=== QUÉ HACER ===
Repite sin cambios el fragmento del extracto del documento que comienza en "Últimamente estoy rota" y termina en "de mi cabeza.".

Últimamente estoy rota por dentro, y es que la pasión simplemente se retira de mi ser y deja espacio a otras fijaciones que no puedo controlar. Mi mente continúa activa, adorando el arte de imaginar, pero el acto de crear ya no se siente como el refugio que solía ser.
Puedo escribirles lo que pueda en mis pequeños días de inspiración que son pocos, pero no les voy a pedir que tengan esperanza ni les voy a prometer un regreso cercano; la verdad es que para escribir necesito certezas, o al menos ficciones en las que creer, y ahora mismo solo tengo preguntas. Quizás soy un defecto del sistema. No puedo dejar de interrogar a la realidad, de masticar dudas abstractas que no van a cambiar el hecho de que mañana tendré que despertarme y seguir viviendo. Es una pérdida de tiempo, lo sé, pero no sé cómo apagar el ruido de mi cabeza.
A pesar de mi aislamiento, el cariño de mis lectores, ustedes, me encuentra, y es una paradoja extraña para mí. Es curioso y conmovedor sentirme protegida por almas que no conocen mi vida real, su afecto, el peso de su atención tal vez es un cariño ciego, dirigido a un fantasma. Ustedes no saben quién soy, no conocen mis horarios, mi rostro, ni la mediocridad de mi rutina. Si me lo preguntaran a mí, yo tampoco sabría dar una respuesta definitiva sobre mi identidad.

=== LÍNEAS DADAS ===
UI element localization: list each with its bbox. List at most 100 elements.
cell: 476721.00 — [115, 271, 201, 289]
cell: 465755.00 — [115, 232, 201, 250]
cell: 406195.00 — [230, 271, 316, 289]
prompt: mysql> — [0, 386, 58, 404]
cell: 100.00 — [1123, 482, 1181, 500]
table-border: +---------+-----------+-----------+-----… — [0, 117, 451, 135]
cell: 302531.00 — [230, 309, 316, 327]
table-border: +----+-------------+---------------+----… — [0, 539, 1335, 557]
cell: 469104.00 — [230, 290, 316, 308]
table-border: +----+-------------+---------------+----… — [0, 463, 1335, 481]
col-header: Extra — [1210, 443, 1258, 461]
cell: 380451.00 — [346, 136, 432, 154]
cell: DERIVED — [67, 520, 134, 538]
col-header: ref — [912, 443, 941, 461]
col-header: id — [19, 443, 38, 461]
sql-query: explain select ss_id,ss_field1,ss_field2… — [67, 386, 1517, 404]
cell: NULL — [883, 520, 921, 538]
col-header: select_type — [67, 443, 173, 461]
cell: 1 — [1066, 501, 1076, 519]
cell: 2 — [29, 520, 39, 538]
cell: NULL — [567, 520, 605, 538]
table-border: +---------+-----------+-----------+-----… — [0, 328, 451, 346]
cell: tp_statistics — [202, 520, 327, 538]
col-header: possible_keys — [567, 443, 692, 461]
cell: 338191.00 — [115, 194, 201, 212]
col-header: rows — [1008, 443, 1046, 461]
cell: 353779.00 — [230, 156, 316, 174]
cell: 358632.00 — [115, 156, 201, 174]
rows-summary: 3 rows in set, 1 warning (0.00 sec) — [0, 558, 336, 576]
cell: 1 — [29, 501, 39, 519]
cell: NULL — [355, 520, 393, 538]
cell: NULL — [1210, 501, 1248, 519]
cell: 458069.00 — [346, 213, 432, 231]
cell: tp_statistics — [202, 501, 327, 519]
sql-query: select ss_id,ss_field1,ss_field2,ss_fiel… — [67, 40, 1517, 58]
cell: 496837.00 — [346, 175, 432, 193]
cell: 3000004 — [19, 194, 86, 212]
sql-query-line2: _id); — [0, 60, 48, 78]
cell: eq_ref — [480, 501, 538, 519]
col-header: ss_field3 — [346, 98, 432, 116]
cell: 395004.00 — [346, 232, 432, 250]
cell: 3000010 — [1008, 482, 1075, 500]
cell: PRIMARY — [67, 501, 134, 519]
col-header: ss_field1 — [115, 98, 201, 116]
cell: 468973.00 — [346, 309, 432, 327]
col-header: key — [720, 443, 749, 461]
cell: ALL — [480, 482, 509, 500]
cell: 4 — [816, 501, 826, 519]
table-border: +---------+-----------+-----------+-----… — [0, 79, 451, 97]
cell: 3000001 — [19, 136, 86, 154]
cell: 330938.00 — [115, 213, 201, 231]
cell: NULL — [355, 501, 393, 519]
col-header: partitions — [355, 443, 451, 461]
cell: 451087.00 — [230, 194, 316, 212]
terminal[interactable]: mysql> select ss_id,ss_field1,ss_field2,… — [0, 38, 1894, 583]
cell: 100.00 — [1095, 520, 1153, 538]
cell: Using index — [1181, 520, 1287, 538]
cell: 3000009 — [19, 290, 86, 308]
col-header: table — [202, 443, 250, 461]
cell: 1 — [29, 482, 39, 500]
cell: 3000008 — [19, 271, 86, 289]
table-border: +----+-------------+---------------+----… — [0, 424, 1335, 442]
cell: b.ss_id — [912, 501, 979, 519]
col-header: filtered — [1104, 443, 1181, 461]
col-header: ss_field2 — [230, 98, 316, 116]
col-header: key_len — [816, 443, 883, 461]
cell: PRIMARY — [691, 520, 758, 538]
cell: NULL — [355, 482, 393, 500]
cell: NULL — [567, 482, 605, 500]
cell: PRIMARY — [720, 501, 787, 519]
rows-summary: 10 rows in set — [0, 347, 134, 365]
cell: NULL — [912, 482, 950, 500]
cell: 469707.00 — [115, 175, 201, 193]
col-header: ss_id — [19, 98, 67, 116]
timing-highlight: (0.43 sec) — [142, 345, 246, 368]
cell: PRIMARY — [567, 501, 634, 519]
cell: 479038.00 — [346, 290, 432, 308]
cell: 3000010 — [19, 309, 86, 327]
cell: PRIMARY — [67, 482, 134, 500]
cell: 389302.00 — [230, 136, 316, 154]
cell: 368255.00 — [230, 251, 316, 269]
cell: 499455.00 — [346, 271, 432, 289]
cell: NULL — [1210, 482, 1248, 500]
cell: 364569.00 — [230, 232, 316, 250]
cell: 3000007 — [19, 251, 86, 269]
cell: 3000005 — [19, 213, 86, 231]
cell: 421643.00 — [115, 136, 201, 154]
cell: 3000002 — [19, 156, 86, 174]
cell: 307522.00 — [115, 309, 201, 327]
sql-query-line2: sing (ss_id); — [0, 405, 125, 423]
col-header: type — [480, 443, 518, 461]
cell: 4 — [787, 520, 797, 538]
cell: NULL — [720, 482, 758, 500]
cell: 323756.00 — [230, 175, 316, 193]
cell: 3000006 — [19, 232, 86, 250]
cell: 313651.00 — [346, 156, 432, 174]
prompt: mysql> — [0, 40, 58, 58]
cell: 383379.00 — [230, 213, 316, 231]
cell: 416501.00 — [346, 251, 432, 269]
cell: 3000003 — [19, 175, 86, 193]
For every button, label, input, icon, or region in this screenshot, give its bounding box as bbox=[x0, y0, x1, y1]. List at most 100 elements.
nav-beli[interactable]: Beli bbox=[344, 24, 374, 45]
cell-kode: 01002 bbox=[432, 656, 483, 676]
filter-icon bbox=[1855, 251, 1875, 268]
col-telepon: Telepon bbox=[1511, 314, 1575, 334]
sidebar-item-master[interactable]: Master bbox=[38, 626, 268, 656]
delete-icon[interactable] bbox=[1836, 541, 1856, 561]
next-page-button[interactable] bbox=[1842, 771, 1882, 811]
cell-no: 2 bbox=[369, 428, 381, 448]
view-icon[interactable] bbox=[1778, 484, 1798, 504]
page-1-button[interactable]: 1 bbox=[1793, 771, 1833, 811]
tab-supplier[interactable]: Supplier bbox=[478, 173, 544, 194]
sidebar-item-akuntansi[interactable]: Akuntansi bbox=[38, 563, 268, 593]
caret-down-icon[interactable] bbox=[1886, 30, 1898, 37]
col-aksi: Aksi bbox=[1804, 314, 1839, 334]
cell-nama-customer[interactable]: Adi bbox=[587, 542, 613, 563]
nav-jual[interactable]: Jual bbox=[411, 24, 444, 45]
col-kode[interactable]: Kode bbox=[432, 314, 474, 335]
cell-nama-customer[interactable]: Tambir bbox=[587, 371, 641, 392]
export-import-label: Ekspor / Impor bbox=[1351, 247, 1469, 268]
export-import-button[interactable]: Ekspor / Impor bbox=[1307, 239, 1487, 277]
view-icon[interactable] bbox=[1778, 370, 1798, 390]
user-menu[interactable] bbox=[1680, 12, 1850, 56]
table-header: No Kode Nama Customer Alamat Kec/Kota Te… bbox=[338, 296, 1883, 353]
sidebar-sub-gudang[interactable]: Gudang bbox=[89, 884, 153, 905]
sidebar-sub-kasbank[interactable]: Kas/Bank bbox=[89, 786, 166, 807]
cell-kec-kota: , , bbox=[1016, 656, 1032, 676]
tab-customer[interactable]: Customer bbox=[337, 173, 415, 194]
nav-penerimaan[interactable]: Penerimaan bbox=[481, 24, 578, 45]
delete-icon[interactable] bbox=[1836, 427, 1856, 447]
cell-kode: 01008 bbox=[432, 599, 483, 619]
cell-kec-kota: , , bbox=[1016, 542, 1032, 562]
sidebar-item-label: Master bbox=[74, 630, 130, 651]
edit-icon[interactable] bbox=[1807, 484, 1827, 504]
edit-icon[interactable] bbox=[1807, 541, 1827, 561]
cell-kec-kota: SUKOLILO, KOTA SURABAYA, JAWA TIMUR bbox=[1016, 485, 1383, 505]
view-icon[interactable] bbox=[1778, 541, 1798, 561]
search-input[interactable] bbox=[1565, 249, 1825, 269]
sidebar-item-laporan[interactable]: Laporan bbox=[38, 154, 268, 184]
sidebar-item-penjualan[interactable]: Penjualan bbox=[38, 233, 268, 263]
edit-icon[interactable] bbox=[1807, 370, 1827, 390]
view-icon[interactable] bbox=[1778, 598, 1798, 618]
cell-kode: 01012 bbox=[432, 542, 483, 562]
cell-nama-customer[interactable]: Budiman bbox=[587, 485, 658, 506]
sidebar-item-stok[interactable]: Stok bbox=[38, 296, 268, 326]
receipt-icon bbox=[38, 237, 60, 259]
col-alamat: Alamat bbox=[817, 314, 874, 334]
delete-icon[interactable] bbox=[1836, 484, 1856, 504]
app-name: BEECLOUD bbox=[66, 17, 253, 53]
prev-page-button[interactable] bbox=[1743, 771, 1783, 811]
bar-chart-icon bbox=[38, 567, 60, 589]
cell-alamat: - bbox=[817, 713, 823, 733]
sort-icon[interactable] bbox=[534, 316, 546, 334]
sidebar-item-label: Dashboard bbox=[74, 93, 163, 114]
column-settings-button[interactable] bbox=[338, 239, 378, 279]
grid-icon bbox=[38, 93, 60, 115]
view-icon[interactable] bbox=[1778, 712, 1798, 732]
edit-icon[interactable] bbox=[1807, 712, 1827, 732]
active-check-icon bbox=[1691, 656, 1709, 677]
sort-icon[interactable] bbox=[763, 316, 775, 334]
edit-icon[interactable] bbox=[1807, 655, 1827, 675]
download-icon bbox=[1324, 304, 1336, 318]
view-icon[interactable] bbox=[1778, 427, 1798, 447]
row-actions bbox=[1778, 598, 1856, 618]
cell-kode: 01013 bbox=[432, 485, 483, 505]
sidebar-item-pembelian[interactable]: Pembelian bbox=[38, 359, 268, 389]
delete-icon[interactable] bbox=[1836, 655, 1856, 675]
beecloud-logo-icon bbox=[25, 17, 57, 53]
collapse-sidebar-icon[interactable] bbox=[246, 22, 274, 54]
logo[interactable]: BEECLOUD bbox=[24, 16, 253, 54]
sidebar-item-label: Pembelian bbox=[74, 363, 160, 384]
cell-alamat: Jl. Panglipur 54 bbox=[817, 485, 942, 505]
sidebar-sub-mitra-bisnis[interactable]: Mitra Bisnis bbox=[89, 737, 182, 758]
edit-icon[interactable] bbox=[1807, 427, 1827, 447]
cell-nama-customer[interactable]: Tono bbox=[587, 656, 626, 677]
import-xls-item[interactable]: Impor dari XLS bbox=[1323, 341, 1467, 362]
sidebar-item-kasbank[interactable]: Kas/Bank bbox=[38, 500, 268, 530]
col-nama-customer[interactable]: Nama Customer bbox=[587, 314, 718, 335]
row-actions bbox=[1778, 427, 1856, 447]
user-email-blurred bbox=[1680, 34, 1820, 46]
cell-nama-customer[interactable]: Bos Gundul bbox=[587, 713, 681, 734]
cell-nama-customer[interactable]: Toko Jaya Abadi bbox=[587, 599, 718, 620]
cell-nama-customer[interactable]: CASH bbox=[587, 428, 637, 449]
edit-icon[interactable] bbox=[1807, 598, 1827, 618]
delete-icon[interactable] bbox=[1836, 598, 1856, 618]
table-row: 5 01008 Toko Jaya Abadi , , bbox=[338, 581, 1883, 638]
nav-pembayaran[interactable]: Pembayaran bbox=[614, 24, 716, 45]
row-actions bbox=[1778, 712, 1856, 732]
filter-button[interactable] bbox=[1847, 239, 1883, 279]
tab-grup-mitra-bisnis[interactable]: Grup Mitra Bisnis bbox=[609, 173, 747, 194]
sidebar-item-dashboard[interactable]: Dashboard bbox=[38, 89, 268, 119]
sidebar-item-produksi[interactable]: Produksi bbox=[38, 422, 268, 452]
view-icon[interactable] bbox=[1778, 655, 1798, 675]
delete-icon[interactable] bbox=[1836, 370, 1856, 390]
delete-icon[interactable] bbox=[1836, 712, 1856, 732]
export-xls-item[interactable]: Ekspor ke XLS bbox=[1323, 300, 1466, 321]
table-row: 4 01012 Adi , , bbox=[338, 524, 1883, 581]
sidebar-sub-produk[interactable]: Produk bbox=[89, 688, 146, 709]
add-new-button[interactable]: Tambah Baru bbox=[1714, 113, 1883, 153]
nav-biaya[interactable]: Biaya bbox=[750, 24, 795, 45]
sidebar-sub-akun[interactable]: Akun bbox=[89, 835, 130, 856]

=== RESULTADO DEL EJERCICIO ===
Últimamente estoy rota por dentro, y es que la pasión simplemente se retira de mi ser y deja espacio a otras fijaciones que no puedo controlar. Mi mente continúa activa, adorando el arte de imaginar, pero el acto de crear ya no se siente como el refugio que solía ser.
Puedo escribirles lo que pueda en mis pequeños días de inspiración que son pocos, pero no les voy a pedir que tengan esperanza ni les voy a prometer un regreso cercano; la verdad es que para escribir necesito certezas, o al menos ficciones en las que creer, y ahora mismo solo tengo preguntas. Quizás soy un defecto del sistema. No puedo dejar de interrogar a la realidad, de masticar dudas abstractas que no van a cambiar el hecho de que mañana tendré que despertarme y seguir viviendo. Es una pérdida de tiempo, lo sé, pero no sé cómo apagar el ruido de mi cabeza.